● **THE REQUEST**:
Show every line where "type" occurs.

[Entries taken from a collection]
* start *

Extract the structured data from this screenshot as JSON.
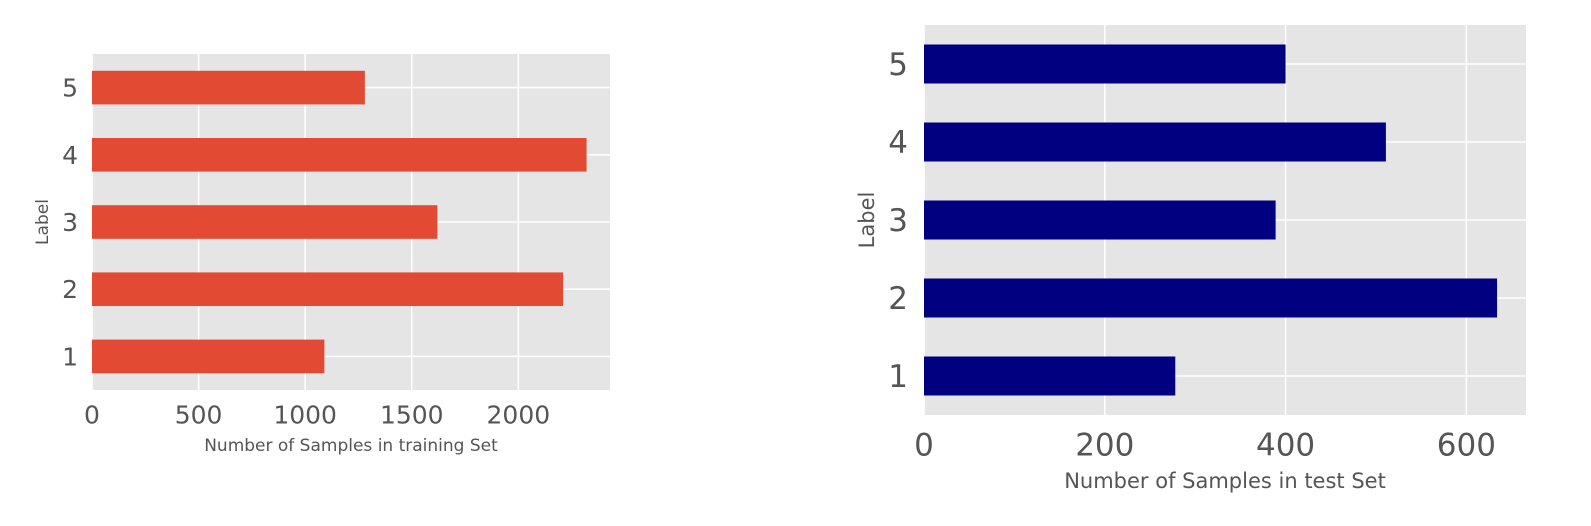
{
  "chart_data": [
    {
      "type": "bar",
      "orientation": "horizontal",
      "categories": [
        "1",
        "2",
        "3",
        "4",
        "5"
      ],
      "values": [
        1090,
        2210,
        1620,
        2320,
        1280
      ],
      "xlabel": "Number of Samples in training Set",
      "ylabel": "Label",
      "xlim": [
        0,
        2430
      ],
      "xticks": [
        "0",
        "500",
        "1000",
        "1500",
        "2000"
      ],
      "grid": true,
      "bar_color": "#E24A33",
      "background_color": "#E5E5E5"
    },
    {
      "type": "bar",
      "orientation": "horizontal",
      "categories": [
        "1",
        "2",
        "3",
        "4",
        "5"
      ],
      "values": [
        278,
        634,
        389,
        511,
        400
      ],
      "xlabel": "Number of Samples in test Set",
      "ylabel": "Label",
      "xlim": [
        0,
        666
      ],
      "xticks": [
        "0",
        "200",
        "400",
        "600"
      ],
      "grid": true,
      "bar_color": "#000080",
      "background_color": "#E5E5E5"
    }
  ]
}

* end *
* start *

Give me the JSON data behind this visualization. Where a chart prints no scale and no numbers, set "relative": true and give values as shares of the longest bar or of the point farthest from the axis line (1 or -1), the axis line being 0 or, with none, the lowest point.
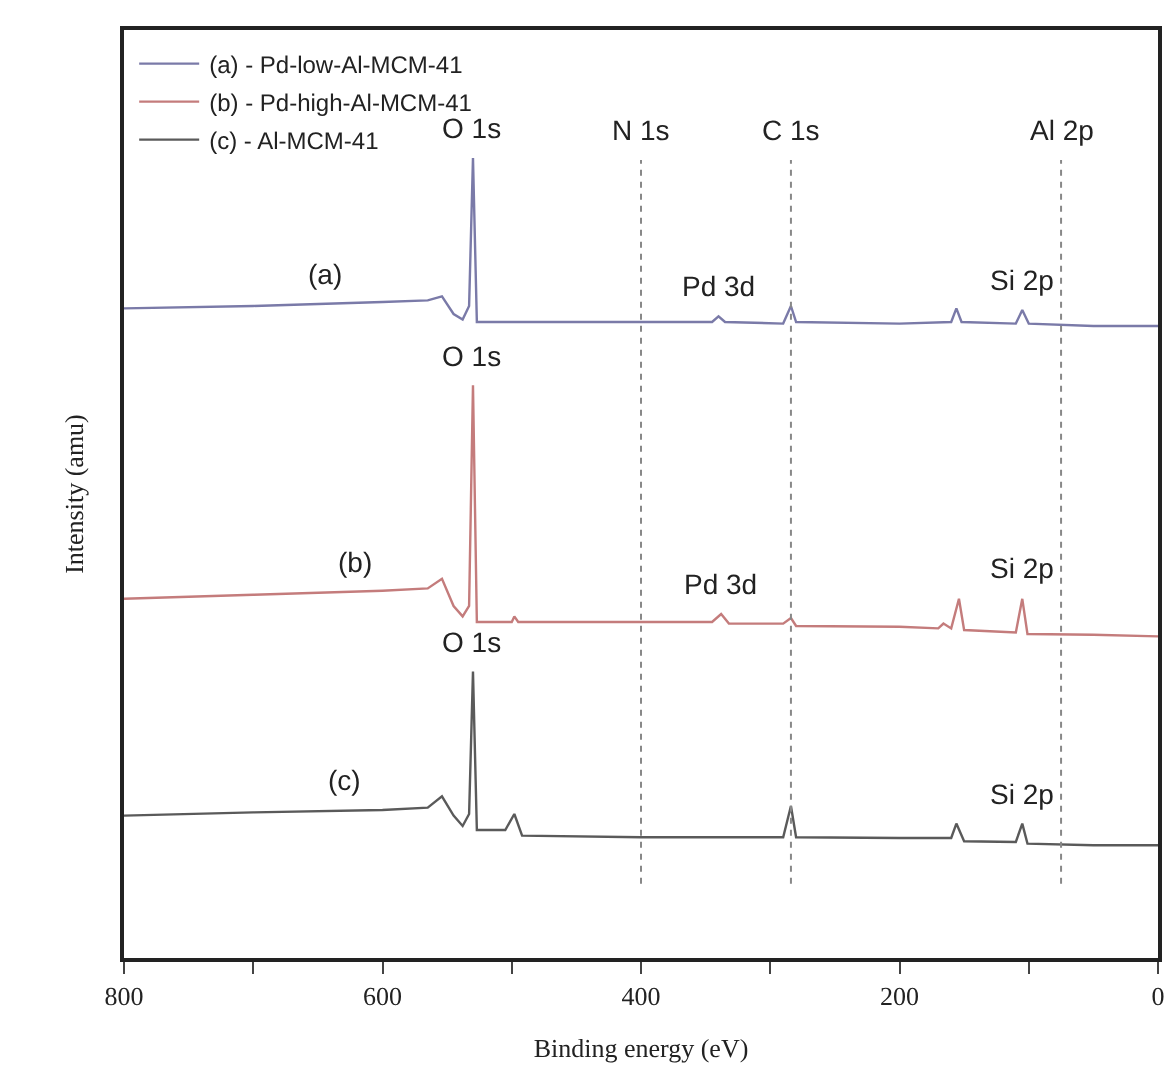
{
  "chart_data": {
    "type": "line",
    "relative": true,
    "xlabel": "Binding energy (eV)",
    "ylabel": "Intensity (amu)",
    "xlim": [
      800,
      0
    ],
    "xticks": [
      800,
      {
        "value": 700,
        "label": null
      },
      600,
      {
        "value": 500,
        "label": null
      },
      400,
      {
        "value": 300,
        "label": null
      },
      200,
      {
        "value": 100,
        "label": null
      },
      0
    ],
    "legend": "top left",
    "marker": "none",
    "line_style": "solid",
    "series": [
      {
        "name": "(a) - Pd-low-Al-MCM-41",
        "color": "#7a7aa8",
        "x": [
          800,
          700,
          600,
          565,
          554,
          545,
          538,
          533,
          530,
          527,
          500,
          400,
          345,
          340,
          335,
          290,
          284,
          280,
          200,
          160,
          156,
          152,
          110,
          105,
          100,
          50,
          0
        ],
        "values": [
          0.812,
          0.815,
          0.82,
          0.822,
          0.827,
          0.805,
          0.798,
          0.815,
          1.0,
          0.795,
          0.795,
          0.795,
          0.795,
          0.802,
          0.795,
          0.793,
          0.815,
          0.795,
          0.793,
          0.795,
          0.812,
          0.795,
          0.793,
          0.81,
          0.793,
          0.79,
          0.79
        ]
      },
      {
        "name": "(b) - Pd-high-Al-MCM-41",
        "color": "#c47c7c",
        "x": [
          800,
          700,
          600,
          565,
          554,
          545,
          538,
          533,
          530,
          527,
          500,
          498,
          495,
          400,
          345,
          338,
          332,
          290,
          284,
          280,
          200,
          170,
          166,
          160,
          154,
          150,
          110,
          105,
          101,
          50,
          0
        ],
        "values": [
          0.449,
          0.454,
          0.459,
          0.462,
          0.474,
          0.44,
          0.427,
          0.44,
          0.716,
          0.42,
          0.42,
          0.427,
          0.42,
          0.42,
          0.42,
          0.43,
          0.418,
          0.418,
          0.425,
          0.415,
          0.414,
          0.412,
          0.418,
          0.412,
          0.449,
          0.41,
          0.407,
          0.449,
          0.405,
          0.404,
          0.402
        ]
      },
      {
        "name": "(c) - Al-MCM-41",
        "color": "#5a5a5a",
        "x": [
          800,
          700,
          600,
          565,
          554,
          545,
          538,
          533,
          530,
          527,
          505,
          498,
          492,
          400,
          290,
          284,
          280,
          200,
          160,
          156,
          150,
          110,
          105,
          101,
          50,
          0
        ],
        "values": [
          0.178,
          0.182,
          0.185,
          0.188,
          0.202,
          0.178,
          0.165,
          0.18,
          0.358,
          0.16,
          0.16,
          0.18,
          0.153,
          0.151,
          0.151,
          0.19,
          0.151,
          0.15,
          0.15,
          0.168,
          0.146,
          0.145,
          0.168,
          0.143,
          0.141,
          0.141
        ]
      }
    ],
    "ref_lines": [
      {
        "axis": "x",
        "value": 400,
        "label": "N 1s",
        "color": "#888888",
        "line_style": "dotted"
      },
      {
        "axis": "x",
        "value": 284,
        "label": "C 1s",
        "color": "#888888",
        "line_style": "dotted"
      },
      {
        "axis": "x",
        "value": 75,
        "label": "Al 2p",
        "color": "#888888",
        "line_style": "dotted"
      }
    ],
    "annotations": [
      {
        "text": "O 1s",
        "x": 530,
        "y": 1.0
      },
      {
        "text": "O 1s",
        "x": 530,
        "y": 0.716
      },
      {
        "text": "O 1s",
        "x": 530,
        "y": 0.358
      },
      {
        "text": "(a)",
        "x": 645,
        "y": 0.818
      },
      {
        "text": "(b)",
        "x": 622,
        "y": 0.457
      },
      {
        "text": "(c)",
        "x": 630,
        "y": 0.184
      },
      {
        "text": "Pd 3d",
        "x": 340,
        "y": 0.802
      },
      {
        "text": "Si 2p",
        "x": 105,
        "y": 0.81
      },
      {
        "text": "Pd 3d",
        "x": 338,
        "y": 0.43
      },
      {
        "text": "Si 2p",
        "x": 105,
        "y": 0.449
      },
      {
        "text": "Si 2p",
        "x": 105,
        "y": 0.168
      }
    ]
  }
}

* end *
* start *

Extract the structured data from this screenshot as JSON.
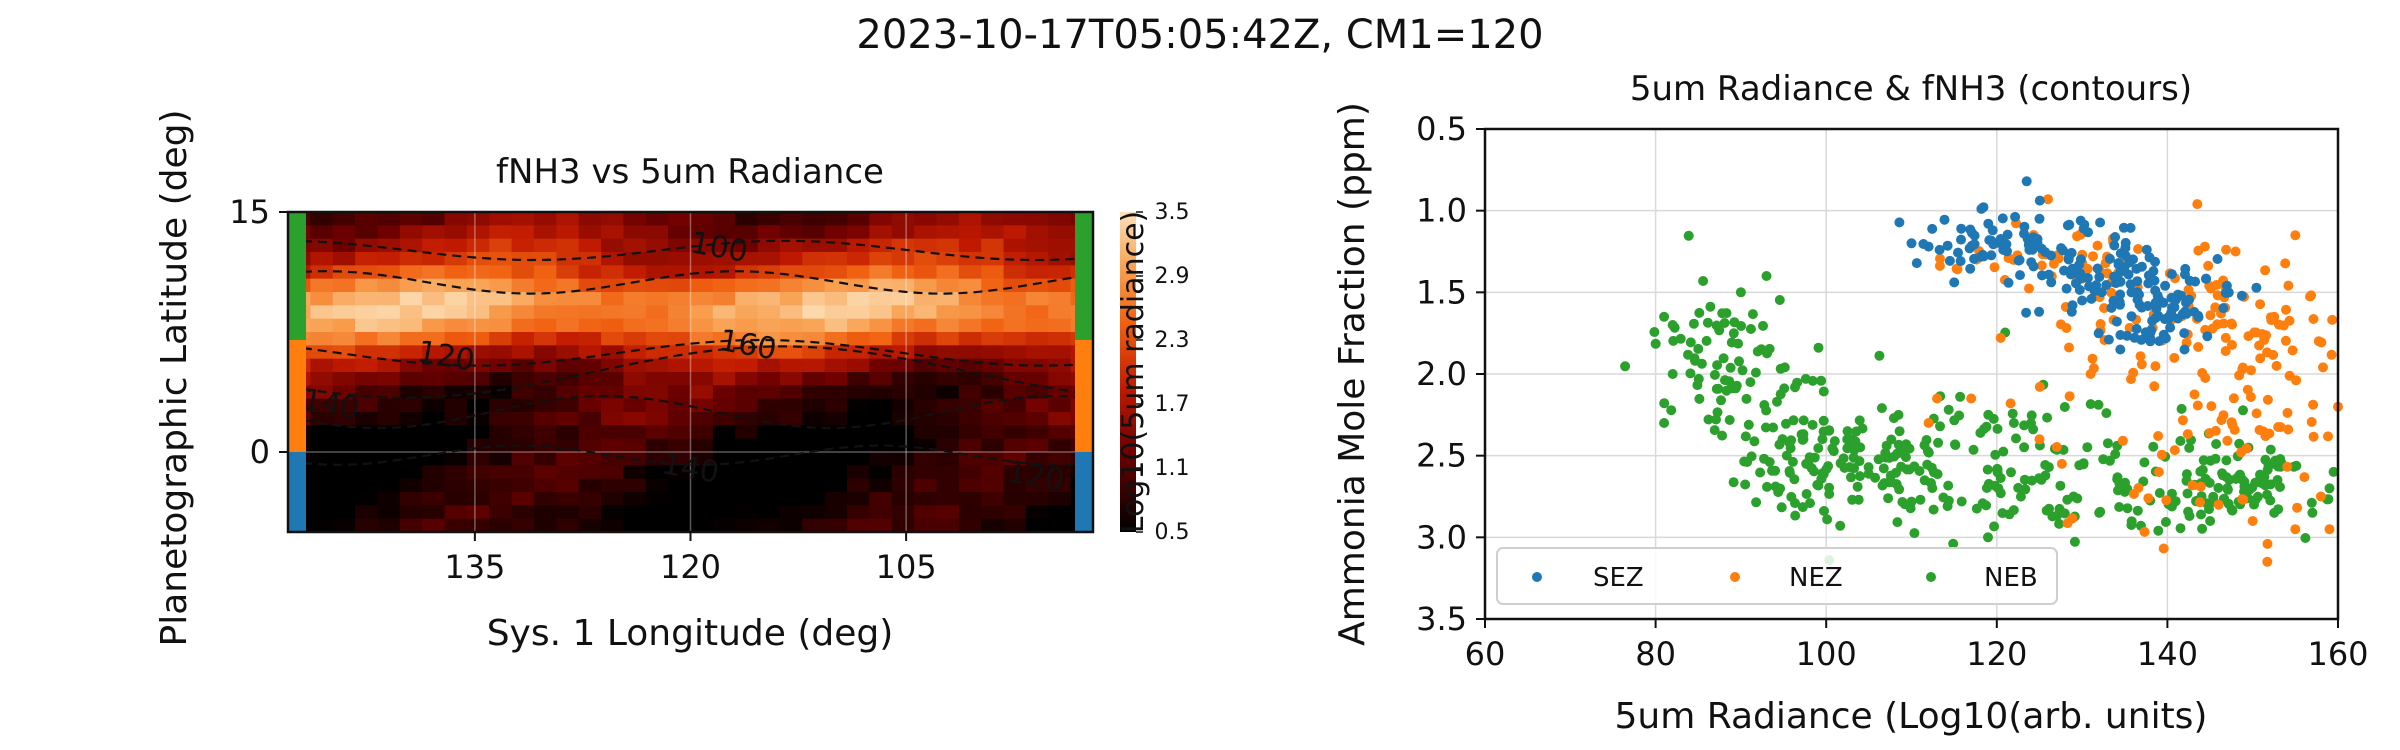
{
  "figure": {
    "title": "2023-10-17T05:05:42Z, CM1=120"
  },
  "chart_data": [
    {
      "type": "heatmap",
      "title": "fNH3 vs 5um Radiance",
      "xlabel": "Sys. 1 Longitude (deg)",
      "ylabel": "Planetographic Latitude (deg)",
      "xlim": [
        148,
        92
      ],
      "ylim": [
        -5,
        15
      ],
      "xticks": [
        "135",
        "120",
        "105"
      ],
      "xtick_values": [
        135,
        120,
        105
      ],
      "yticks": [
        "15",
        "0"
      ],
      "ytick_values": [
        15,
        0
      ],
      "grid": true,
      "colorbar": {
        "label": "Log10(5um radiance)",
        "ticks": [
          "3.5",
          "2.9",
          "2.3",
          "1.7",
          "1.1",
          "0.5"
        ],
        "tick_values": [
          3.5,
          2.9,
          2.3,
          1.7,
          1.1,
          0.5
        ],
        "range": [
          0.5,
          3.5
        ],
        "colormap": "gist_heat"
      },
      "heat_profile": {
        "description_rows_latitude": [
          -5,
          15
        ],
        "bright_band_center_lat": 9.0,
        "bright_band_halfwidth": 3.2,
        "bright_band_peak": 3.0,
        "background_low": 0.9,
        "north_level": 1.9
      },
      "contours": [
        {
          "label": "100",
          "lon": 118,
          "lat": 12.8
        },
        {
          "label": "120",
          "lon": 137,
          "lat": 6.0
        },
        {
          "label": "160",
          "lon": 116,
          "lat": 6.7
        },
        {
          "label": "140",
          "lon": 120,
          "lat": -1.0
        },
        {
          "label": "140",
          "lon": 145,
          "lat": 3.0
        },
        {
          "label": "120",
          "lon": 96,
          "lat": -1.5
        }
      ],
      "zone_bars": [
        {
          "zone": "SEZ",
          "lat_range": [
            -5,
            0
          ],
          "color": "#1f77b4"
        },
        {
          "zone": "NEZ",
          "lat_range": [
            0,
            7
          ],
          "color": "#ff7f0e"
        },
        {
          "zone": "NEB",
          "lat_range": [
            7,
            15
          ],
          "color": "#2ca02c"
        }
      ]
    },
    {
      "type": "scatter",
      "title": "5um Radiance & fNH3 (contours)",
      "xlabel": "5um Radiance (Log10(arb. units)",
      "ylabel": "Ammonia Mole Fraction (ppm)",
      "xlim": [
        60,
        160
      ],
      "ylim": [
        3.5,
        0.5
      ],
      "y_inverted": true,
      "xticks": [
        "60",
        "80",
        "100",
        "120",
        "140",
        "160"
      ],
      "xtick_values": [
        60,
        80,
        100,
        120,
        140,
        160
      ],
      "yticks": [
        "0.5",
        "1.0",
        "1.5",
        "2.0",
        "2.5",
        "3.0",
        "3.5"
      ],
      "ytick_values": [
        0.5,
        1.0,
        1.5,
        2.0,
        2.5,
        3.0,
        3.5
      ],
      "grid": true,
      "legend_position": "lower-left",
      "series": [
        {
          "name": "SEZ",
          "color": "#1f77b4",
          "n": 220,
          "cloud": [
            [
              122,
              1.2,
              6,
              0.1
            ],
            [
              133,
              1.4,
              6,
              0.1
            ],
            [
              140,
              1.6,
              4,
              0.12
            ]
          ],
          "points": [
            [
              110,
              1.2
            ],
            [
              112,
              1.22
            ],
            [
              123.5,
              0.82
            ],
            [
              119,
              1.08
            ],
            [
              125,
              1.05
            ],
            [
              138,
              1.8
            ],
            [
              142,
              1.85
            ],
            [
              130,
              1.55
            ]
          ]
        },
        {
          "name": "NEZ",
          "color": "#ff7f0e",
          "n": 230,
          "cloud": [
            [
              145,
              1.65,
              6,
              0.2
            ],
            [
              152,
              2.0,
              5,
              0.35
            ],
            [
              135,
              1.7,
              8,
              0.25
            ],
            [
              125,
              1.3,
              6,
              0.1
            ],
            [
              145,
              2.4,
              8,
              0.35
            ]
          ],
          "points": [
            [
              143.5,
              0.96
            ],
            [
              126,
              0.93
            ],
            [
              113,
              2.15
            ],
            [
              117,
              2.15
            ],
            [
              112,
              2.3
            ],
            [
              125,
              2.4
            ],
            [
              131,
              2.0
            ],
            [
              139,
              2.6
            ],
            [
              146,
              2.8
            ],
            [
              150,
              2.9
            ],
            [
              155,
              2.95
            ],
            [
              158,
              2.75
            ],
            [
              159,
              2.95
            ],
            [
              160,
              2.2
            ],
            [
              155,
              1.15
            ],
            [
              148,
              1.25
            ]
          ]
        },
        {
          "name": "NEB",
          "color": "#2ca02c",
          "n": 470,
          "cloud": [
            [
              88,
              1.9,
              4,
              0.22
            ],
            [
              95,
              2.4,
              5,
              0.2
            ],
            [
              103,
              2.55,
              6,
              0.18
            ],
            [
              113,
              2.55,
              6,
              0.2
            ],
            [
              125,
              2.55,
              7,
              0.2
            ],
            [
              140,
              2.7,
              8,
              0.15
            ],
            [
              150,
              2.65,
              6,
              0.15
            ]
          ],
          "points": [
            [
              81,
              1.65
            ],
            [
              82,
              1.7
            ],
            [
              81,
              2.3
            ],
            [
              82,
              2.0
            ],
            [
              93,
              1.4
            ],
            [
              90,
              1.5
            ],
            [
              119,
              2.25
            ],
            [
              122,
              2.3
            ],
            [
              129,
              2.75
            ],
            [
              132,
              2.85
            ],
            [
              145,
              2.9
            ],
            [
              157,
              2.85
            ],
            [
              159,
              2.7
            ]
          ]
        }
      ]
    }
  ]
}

* end *

● **TASK ANSWER**:
      "type": "bar",
      "type": "bar",
    "type": "line",
      "type": "heatmap",
      "type": "scatter",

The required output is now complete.